# Given records
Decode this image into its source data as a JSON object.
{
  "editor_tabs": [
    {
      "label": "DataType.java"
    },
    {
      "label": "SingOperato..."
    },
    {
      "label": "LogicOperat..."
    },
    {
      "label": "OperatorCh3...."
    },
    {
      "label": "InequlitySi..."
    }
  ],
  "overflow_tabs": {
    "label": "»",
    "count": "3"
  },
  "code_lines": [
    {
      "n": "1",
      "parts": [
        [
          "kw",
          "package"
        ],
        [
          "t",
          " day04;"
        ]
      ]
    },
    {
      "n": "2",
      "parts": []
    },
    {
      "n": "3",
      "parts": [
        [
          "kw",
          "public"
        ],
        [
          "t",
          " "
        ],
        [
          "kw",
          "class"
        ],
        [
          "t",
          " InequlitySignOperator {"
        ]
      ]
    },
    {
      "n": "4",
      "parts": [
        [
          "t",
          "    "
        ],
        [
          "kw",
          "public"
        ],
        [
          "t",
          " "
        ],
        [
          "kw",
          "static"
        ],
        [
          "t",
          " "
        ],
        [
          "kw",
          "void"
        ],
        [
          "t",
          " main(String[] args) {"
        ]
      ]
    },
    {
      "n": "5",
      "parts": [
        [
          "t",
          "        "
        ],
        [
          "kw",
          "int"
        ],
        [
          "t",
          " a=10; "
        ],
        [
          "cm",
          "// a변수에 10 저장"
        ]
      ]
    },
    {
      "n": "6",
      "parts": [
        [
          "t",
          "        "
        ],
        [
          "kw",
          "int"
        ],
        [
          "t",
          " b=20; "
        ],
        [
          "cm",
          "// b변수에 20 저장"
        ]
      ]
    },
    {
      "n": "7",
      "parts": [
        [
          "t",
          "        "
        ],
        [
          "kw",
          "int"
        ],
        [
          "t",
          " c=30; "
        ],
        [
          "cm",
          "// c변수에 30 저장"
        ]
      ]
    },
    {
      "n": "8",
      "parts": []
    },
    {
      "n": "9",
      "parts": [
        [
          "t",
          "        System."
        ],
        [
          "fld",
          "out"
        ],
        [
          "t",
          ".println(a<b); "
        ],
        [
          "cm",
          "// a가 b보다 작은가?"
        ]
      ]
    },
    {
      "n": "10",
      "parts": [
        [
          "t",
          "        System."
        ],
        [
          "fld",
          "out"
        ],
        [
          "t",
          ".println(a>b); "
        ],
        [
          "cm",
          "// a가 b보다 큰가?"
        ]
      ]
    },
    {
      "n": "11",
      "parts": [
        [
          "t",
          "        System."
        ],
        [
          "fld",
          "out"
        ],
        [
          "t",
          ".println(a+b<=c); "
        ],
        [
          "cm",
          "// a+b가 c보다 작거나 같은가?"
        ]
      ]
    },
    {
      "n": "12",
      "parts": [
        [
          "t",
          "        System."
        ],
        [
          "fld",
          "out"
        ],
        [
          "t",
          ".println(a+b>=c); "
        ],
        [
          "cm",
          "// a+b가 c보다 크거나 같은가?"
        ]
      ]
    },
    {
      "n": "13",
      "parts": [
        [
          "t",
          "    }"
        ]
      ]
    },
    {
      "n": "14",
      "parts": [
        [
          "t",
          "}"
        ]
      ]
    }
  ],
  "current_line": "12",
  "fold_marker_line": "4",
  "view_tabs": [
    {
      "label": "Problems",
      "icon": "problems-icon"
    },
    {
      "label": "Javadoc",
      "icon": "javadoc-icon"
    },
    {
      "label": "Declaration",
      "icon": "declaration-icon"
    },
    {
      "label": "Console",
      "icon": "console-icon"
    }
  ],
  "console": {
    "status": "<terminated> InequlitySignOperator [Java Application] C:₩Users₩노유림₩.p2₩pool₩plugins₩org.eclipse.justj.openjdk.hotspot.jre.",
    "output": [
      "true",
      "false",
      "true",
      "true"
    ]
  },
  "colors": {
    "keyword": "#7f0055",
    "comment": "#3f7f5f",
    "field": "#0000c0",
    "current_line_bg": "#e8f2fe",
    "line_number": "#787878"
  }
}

# Problem to solve
Copy the material above verbatim.

# Response
Decode this image into its source data as a JSON object.
{
  "editor_tabs": [
    {
      "label": "DataType.java"
    },
    {
      "label": "SingOperato..."
    },
    {
      "label": "LogicOperat..."
    },
    {
      "label": "OperatorCh3...."
    },
    {
      "label": "InequlitySi..."
    }
  ],
  "overflow_tabs": {
    "label": "»",
    "count": "3"
  },
  "code_lines": [
    {
      "n": "1",
      "parts": [
        [
          "kw",
          "package"
        ],
        [
          "t",
          " day04;"
        ]
      ]
    },
    {
      "n": "2",
      "parts": []
    },
    {
      "n": "3",
      "parts": [
        [
          "kw",
          "public"
        ],
        [
          "t",
          " "
        ],
        [
          "kw",
          "class"
        ],
        [
          "t",
          " InequlitySignOperator {"
        ]
      ]
    },
    {
      "n": "4",
      "parts": [
        [
          "t",
          "    "
        ],
        [
          "kw",
          "public"
        ],
        [
          "t",
          " "
        ],
        [
          "kw",
          "static"
        ],
        [
          "t",
          " "
        ],
        [
          "kw",
          "void"
        ],
        [
          "t",
          " main(String[] args) {"
        ]
      ]
    },
    {
      "n": "5",
      "parts": [
        [
          "t",
          "        "
        ],
        [
          "kw",
          "int"
        ],
        [
          "t",
          " a=10; "
        ],
        [
          "cm",
          "// a변수에 10 저장"
        ]
      ]
    },
    {
      "n": "6",
      "parts": [
        [
          "t",
          "        "
        ],
        [
          "kw",
          "int"
        ],
        [
          "t",
          " b=20; "
        ],
        [
          "cm",
          "// b변수에 20 저장"
        ]
      ]
    },
    {
      "n": "7",
      "parts": [
        [
          "t",
          "        "
        ],
        [
          "kw",
          "int"
        ],
        [
          "t",
          " c=30; "
        ],
        [
          "cm",
          "// c변수에 30 저장"
        ]
      ]
    },
    {
      "n": "8",
      "parts": []
    },
    {
      "n": "9",
      "parts": [
        [
          "t",
          "        System."
        ],
        [
          "fld",
          "out"
        ],
        [
          "t",
          ".println(a<b); "
        ],
        [
          "cm",
          "// a가 b보다 작은가?"
        ]
      ]
    },
    {
      "n": "10",
      "parts": [
        [
          "t",
          "        System."
        ],
        [
          "fld",
          "out"
        ],
        [
          "t",
          ".println(a>b); "
        ],
        [
          "cm",
          "// a가 b보다 큰가?"
        ]
      ]
    },
    {
      "n": "11",
      "parts": [
        [
          "t",
          "        System."
        ],
        [
          "fld",
          "out"
        ],
        [
          "t",
          ".println(a+b<=c); "
        ],
        [
          "cm",
          "// a+b가 c보다 작거나 같은가?"
        ]
      ]
    },
    {
      "n": "12",
      "parts": [
        [
          "t",
          "        System."
        ],
        [
          "fld",
          "out"
        ],
        [
          "t",
          ".println(a+b>=c); "
        ],
        [
          "cm",
          "// a+b가 c보다 크거나 같은가?"
        ]
      ]
    },
    {
      "n": "13",
      "parts": [
        [
          "t",
          "    }"
        ]
      ]
    },
    {
      "n": "14",
      "parts": [
        [
          "t",
          "}"
        ]
      ]
    }
  ],
  "current_line": "12",
  "fold_marker_line": "4",
  "view_tabs": [
    {
      "label": "Problems",
      "icon": "problems-icon"
    },
    {
      "label": "Javadoc",
      "icon": "javadoc-icon"
    },
    {
      "label": "Declaration",
      "icon": "declaration-icon"
    },
    {
      "label": "Console",
      "icon": "console-icon"
    }
  ],
  "console": {
    "status": "<terminated> InequlitySignOperator [Java Application] C:₩Users₩노유림₩.p2₩pool₩plugins₩org.eclipse.justj.openjdk.hotspot.jre.",
    "output": [
      "true",
      "false",
      "true",
      "true"
    ]
  },
  "colors": {
    "keyword": "#7f0055",
    "comment": "#3f7f5f",
    "field": "#0000c0",
    "current_line_bg": "#e8f2fe",
    "line_number": "#787878"
  }
}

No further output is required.